• _Задание 1_
Объясните по фрагменту о поклонении мужчины женщине, в каком качестве почиталась женщина-мать в примитивных обществах и где это поклонение отчасти сохранилось.

• _Исходный текст_
Джон Фаулз - Кротовые норы
Поклонение мужчины женщине принимало и принимает самые разнообразные формы. В примитивных обществах это было главным образом поклонение женщине-матери (как богине плодородия), избранной в качестве идеала, – что отчасти сохранилось в различных культах Богоматери и – до недавних пор – во многих социалистических (и тоталитарных) теориях о месте женщины в обществе. В античную эпоху самые благородные и мистические чувства мужчины в отношении к женскому полу символизировала девственница Афина Паллада, римская Минерва; она воплощала мудрость и разум, и хотя довольно часто являлась вдруг в виде этакого крутого морского пехотинца в женском обличье223, целью ее скорее был арбитраж между воюющими сторонами, а не война как таковая. Ее эмблема – оливковая ветвь. Артемида (Диана) – богиня луны, целомудрия, сдерживаемых страстей – восходит к современности из отдаленнейших далей прошлого цивилизации, и мы можем угадать в ее образе, вероятно, самые ранние попытки мужчины стать существом высокоморальным.

• _Задание 2_
Переименуйте «task-row» в «task-item» и приведите заново строки записей от их начала до строки с «- month-cell: [264, 138, 305, 175]» включительно, ничего больше не меняя.

Списки элементов и их рамок:
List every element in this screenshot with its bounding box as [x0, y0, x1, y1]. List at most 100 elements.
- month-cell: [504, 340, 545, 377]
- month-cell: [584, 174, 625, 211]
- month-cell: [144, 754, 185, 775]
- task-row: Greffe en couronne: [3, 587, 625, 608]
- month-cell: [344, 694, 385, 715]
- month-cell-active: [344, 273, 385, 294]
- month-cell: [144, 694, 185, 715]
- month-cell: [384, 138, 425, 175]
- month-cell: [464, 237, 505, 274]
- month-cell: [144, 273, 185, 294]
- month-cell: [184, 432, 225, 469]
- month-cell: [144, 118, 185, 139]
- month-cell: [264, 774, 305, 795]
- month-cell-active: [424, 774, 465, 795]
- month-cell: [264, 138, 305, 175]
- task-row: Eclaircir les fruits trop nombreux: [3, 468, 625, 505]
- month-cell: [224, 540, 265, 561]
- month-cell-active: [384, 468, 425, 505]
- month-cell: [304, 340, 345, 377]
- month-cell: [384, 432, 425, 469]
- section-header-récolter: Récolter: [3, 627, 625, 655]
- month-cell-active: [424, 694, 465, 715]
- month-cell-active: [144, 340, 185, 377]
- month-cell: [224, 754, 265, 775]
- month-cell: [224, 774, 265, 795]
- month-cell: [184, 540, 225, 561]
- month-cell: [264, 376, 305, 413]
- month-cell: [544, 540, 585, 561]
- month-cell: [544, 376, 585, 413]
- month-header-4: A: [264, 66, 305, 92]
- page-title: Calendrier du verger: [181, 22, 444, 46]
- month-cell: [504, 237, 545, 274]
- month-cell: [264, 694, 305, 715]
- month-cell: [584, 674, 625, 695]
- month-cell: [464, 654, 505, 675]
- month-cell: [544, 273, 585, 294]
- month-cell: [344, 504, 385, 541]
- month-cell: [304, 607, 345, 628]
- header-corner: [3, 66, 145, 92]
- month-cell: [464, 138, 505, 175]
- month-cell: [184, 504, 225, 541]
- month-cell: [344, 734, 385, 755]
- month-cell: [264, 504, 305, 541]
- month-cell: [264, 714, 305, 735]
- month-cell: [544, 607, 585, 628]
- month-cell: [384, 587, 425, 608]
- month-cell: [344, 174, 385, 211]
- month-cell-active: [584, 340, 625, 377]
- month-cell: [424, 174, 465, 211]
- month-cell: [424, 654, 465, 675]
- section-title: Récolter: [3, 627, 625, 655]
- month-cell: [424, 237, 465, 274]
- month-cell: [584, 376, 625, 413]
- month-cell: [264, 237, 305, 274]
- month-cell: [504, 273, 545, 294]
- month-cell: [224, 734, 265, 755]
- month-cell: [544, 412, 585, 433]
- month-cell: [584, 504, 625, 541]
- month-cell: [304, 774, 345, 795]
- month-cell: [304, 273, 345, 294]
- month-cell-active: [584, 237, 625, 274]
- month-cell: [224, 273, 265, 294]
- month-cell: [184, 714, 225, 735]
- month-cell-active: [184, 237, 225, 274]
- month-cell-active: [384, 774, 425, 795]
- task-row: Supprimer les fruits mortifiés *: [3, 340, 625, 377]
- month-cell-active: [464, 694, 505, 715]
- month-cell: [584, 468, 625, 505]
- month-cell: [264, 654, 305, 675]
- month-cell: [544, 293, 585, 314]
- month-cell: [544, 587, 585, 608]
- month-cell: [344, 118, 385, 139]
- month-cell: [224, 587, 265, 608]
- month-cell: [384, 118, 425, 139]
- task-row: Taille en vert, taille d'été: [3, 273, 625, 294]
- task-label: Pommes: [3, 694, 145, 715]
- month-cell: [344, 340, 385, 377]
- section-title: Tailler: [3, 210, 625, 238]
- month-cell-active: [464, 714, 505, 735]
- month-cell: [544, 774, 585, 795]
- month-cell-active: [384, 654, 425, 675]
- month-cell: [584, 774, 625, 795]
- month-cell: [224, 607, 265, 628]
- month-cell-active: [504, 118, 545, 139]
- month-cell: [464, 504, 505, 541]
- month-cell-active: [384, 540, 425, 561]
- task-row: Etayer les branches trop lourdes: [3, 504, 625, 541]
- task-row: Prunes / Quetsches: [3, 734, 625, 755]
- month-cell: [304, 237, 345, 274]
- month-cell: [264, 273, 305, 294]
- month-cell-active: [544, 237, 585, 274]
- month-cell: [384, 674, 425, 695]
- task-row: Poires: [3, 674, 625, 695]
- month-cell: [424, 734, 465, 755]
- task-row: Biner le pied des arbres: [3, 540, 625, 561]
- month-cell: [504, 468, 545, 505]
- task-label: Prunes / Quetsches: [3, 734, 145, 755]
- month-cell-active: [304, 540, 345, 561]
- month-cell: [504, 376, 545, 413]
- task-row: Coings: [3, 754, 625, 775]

• _Готовый ответ 1_
В примитивных обществах женщине-матери поклонялись как богине плодородия, избранной в качестве идеала. Отчасти это сохранилось в различных культах Богоматери и до недавних пор во многих социалистических (и тоталитарных) теориях о месте женщины в обществе.

• _Готовый ответ 2_
List every element in this screenshot with its bounding box as [x0, y0, x1, y1]. List at most 100 elements.
- month-cell: [504, 340, 545, 377]
- month-cell: [584, 174, 625, 211]
- month-cell: [144, 754, 185, 775]
- task-item: Greffe en couronne: [3, 587, 625, 608]
- month-cell: [344, 694, 385, 715]
- month-cell-active: [344, 273, 385, 294]
- month-cell: [144, 694, 185, 715]
- month-cell: [384, 138, 425, 175]
- month-cell: [464, 237, 505, 274]
- month-cell: [144, 273, 185, 294]
- month-cell: [184, 432, 225, 469]
- month-cell: [144, 118, 185, 139]
- month-cell: [264, 774, 305, 795]
- month-cell-active: [424, 774, 465, 795]
- month-cell: [264, 138, 305, 175]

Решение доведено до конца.